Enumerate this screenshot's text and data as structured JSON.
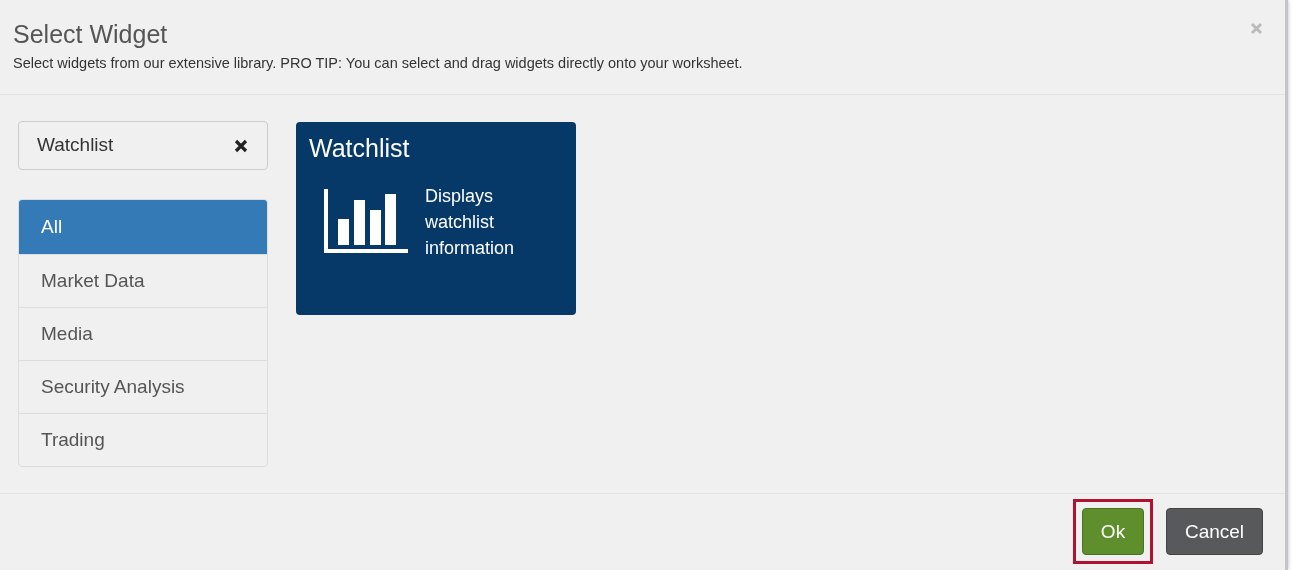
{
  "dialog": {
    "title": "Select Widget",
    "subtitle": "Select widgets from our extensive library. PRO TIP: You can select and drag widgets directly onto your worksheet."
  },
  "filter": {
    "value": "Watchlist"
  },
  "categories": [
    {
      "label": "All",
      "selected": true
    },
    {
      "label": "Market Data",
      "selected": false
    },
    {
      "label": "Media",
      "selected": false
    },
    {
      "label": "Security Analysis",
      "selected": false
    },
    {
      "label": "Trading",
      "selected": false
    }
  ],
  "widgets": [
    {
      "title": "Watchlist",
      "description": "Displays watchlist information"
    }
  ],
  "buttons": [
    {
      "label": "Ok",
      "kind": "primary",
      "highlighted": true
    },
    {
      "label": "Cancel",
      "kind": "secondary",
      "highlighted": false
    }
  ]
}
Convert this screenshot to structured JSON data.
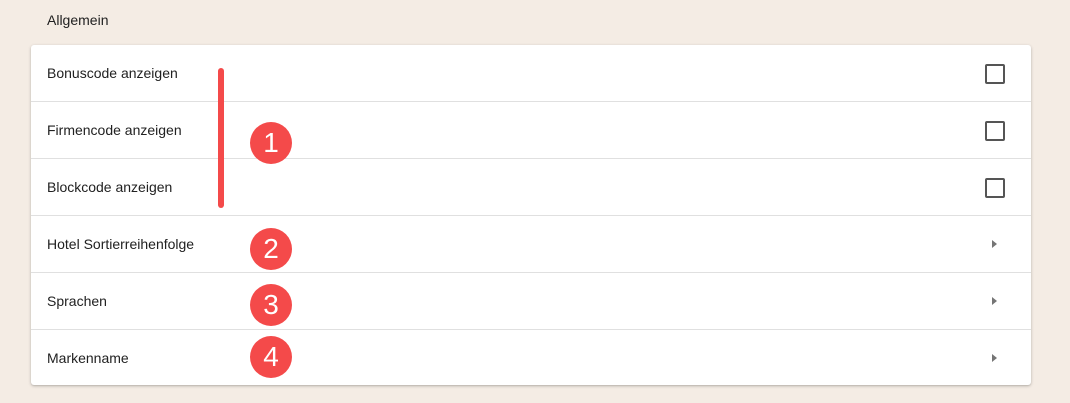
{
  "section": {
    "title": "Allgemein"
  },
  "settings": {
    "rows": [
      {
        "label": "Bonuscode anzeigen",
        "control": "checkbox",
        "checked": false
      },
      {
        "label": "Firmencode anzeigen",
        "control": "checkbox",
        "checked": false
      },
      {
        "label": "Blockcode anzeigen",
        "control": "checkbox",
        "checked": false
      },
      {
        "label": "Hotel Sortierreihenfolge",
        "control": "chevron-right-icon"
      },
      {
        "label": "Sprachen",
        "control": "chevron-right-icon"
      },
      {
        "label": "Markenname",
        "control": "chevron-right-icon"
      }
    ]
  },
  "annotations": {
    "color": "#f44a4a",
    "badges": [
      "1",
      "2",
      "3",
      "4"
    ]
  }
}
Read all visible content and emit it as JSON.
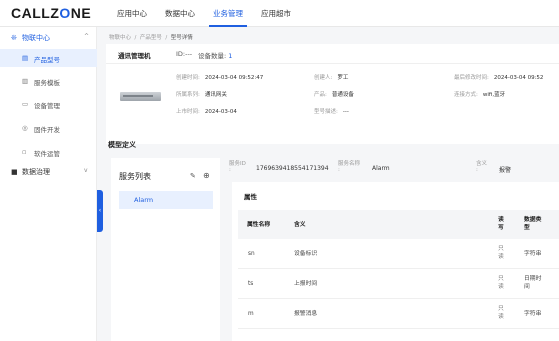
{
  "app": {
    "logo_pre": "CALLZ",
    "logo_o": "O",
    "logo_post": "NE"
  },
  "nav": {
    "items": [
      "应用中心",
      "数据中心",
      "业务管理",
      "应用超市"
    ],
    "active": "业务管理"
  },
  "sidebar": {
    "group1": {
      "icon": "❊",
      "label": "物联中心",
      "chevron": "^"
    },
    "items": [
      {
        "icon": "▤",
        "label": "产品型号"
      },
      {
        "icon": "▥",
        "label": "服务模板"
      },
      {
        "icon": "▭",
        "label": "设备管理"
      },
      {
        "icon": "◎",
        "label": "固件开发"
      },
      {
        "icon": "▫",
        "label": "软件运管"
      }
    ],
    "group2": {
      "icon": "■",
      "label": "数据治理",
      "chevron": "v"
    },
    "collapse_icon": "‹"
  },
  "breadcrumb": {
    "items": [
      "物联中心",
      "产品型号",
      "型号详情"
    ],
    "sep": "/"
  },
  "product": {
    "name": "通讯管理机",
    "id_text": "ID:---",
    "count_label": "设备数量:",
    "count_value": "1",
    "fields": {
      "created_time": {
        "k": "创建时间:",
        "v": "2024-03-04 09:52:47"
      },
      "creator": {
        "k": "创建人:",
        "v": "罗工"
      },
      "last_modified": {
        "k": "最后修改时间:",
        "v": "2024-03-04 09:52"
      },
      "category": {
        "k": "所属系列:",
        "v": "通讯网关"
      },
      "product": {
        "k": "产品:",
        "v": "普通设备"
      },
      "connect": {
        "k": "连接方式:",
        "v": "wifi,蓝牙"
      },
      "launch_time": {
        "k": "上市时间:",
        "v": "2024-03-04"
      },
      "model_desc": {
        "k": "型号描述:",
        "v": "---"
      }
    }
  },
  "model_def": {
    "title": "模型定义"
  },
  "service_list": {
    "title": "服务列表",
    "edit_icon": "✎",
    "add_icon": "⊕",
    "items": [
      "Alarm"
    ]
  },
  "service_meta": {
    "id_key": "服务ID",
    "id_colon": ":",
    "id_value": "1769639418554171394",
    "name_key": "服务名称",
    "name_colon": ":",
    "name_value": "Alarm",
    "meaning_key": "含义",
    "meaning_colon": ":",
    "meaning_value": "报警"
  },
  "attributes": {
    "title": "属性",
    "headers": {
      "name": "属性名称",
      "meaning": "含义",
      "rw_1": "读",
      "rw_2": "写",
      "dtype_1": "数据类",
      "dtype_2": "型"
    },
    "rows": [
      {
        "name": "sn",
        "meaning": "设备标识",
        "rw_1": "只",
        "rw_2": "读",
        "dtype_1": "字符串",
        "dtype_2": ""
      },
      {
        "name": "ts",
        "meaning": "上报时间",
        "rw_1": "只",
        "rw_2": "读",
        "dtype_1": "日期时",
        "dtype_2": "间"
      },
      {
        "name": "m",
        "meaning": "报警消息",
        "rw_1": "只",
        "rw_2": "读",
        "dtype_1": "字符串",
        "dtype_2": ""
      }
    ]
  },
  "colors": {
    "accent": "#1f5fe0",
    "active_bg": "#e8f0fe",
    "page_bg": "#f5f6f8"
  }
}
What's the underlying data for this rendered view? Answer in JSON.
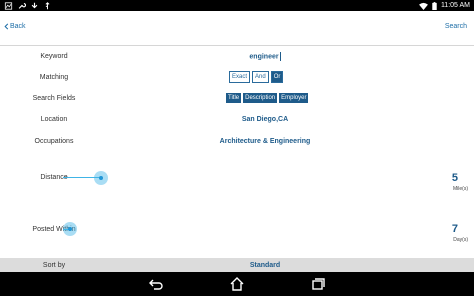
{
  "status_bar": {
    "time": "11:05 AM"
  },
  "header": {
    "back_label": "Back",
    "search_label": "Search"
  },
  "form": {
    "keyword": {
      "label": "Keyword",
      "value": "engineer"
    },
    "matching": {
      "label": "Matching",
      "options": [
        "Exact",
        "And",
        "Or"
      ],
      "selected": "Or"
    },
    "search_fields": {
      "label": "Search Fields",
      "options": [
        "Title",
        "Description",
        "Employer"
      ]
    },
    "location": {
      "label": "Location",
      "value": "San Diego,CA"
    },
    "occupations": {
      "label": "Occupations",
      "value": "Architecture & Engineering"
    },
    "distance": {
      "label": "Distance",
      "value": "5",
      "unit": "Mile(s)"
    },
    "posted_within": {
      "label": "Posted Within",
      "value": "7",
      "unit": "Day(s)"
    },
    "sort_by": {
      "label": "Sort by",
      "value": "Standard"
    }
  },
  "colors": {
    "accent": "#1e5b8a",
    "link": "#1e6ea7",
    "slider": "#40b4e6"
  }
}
────────────────────────────────────────
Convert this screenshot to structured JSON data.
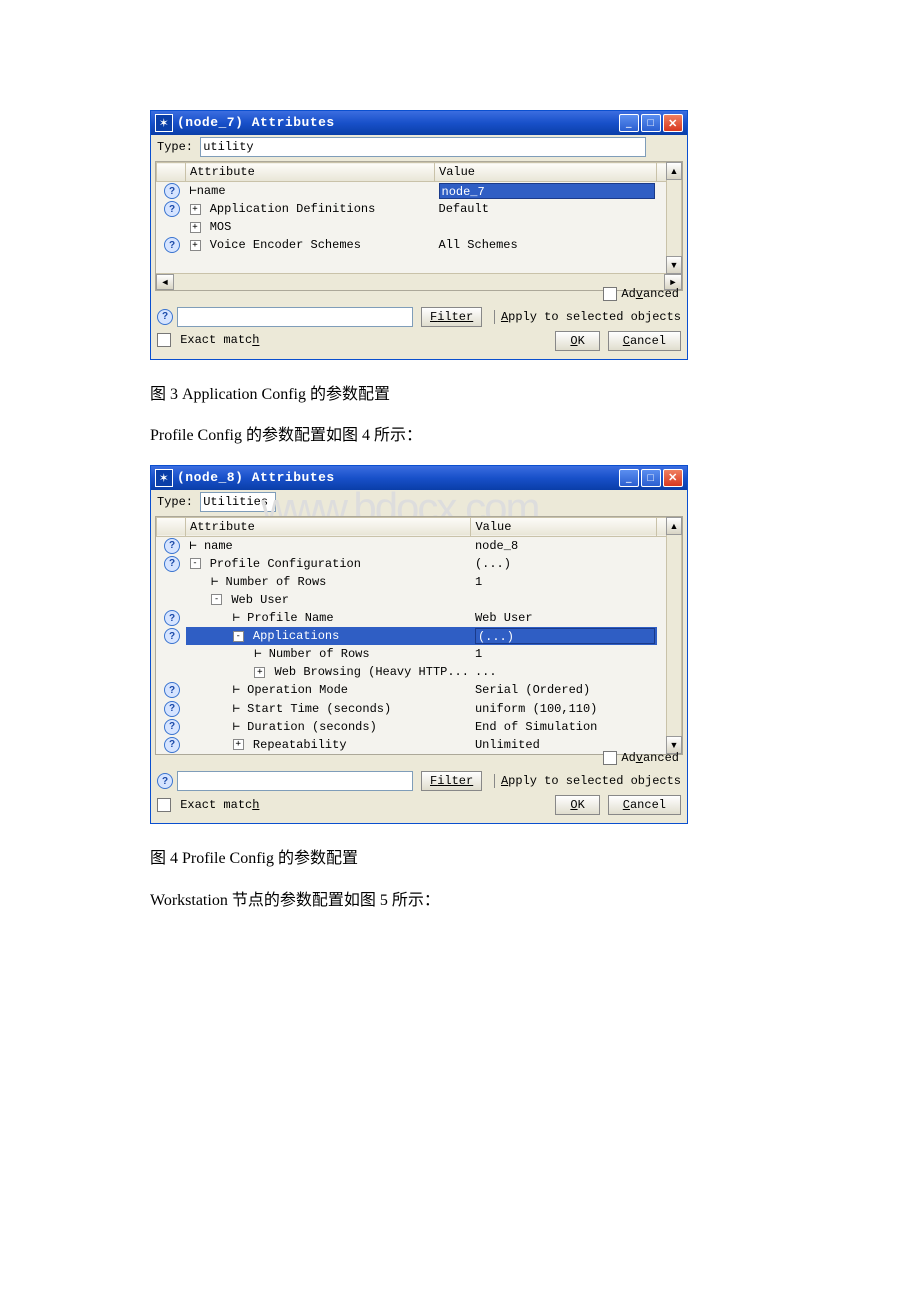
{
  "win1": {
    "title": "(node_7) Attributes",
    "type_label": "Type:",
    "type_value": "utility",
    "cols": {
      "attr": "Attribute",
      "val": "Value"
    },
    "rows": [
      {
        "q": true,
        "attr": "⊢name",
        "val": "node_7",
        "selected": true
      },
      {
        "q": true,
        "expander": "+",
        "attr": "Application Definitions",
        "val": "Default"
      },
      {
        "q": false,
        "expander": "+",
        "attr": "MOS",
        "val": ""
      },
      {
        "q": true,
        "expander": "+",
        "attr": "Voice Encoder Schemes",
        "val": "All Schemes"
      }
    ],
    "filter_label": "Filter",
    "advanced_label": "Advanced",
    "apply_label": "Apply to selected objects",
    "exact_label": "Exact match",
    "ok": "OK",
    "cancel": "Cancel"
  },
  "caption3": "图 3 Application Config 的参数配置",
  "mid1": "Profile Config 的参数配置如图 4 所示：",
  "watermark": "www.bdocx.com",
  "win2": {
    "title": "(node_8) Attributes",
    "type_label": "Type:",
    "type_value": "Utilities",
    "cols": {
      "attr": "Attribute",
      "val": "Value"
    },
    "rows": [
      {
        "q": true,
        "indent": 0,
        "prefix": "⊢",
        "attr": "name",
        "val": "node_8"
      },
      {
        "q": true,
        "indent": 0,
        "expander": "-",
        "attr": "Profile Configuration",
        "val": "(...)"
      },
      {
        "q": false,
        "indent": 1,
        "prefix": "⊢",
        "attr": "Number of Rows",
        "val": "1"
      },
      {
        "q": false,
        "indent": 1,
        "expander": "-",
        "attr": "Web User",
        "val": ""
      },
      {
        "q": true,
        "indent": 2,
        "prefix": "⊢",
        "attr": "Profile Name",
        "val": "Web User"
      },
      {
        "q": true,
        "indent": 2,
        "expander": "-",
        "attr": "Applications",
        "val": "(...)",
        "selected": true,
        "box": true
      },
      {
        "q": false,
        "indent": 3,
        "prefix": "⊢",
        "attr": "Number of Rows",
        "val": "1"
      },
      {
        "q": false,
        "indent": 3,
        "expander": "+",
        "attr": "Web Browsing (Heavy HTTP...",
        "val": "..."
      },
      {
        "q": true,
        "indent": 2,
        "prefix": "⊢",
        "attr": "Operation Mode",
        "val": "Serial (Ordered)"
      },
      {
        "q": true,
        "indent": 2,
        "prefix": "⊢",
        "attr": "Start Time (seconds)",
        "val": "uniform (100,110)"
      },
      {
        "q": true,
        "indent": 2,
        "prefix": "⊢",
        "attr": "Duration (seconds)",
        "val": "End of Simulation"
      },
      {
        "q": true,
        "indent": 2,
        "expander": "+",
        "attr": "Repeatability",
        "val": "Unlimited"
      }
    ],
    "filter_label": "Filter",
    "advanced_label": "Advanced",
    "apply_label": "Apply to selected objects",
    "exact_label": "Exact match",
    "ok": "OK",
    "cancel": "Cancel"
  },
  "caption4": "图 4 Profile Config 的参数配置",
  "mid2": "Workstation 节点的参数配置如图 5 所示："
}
────────────────────────────────────────
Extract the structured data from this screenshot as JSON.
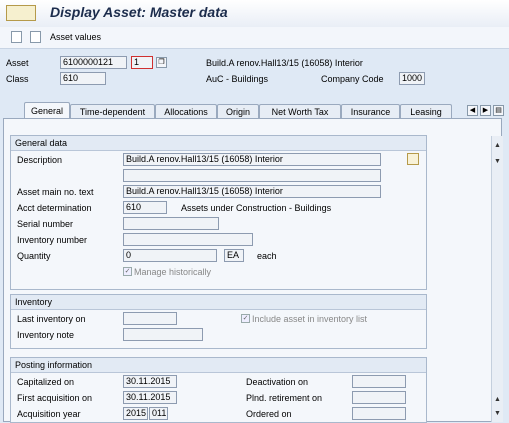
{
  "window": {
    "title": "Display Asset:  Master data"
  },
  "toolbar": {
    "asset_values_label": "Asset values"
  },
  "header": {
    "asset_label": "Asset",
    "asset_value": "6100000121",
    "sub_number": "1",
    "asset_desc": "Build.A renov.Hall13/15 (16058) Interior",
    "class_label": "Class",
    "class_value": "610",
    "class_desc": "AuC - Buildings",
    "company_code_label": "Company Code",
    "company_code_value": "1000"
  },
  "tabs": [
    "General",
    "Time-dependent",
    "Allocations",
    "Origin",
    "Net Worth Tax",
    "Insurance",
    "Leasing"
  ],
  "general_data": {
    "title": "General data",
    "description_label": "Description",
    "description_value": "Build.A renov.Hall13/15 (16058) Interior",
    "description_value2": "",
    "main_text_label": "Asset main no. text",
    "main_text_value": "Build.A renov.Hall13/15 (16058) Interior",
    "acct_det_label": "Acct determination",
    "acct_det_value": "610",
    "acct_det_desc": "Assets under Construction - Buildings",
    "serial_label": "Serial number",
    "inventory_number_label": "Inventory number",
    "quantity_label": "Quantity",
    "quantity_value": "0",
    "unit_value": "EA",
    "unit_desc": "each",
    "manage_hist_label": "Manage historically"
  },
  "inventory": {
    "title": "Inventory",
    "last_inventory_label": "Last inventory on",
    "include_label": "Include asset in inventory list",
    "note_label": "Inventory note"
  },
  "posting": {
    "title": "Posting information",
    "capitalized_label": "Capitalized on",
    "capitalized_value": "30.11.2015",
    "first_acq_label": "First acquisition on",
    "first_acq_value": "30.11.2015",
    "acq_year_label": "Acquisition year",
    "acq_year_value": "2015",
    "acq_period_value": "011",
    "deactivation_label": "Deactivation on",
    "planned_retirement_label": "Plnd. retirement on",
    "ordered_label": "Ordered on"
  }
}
────────────────────────────────────────
WORK TO BE COMPLETED> Where a line holds the string "widgets", copy that line.

CORRECT OUTPUT>
    "subtitle": "Select widgets from our extensive library. PRO TIP: You can select and drag widgets directly onto your worksheet."
  "widgets": [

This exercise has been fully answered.